Set exercise:
Filter the lines below, copying only those with the string "ственным".

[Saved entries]
.....

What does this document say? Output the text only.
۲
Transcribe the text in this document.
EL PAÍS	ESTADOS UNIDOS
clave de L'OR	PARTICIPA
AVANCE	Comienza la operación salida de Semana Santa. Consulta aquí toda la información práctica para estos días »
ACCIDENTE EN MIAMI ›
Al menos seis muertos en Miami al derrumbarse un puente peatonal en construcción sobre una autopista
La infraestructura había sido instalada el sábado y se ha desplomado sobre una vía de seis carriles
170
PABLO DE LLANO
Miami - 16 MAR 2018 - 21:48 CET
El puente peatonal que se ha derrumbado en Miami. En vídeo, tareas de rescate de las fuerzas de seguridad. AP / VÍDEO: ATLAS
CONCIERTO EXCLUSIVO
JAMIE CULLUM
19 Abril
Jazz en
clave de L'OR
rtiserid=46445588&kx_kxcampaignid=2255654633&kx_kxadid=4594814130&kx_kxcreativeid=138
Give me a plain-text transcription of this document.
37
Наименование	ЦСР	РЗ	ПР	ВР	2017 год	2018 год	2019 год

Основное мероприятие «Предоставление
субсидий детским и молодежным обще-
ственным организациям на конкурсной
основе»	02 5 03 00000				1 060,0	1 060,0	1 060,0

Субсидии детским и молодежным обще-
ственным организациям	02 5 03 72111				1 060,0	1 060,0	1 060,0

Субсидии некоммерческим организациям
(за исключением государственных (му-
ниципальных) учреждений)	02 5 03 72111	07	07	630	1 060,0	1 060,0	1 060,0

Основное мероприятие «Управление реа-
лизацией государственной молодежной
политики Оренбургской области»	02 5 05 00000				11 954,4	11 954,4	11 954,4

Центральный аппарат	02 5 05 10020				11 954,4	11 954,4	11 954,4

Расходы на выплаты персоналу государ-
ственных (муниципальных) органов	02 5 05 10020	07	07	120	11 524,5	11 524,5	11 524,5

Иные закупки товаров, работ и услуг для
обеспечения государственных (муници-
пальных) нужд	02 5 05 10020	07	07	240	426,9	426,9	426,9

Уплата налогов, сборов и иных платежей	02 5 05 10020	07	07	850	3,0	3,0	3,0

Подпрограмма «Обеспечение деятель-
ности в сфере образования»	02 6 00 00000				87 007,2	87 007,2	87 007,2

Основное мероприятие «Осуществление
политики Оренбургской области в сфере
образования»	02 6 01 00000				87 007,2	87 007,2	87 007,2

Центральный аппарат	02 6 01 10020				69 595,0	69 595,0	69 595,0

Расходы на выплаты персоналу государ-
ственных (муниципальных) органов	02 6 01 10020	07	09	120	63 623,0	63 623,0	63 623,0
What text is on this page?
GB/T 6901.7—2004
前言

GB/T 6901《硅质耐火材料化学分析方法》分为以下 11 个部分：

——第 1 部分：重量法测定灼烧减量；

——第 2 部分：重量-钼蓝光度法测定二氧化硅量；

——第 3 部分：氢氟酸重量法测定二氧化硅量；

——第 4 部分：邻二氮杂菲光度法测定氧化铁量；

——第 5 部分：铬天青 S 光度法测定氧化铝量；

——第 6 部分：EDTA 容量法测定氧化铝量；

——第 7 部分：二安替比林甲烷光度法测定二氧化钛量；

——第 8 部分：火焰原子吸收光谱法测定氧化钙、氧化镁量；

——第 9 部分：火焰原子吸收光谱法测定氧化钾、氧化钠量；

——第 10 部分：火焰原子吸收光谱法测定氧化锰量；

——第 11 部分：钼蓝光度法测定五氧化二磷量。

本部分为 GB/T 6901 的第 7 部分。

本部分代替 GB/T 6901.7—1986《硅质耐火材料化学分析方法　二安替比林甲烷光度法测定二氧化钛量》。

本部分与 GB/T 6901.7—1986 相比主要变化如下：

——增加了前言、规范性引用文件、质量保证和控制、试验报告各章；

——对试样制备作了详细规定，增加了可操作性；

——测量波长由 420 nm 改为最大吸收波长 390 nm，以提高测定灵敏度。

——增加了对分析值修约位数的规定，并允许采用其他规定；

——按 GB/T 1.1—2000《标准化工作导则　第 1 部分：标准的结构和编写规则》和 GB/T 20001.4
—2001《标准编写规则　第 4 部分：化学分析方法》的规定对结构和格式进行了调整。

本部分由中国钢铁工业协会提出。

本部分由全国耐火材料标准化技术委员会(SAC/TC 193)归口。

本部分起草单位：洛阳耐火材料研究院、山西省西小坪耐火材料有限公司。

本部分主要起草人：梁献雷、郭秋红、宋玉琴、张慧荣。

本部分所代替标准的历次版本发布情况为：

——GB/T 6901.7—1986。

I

.....

Output for this exercise:
ственным организациям на конкурсной
ственным организациям	02 5 03 72111				1 060,0	1 060,0	1 060,0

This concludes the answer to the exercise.